What is expected
Wherever the word "Python" appears in the entries, copy the whole line.

** START **

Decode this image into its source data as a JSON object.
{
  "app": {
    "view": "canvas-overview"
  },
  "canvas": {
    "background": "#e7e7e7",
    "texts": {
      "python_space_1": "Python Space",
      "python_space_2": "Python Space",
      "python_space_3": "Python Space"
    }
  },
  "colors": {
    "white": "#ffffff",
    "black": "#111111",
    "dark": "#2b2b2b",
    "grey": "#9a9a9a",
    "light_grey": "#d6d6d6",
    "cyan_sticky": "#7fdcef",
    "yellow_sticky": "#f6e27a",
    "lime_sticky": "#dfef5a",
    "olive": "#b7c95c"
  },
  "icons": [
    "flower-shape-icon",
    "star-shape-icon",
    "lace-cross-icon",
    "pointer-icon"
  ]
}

** END **
** START **

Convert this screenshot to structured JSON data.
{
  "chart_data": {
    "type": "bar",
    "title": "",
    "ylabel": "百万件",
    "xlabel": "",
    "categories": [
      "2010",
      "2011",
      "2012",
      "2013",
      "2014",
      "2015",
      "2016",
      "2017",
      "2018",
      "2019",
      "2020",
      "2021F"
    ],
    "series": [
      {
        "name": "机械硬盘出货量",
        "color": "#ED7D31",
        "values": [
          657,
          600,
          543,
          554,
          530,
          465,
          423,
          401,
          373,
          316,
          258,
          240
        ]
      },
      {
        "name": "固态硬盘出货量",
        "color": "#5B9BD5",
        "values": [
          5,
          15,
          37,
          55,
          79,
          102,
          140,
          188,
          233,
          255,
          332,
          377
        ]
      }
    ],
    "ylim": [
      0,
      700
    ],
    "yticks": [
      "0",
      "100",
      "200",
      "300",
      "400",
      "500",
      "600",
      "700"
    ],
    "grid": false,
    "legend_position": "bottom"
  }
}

** END **

Full response
      "python_space_1": "Python Space",
      "python_space_2": "Python Space",
      "python_space_3": "Python Space"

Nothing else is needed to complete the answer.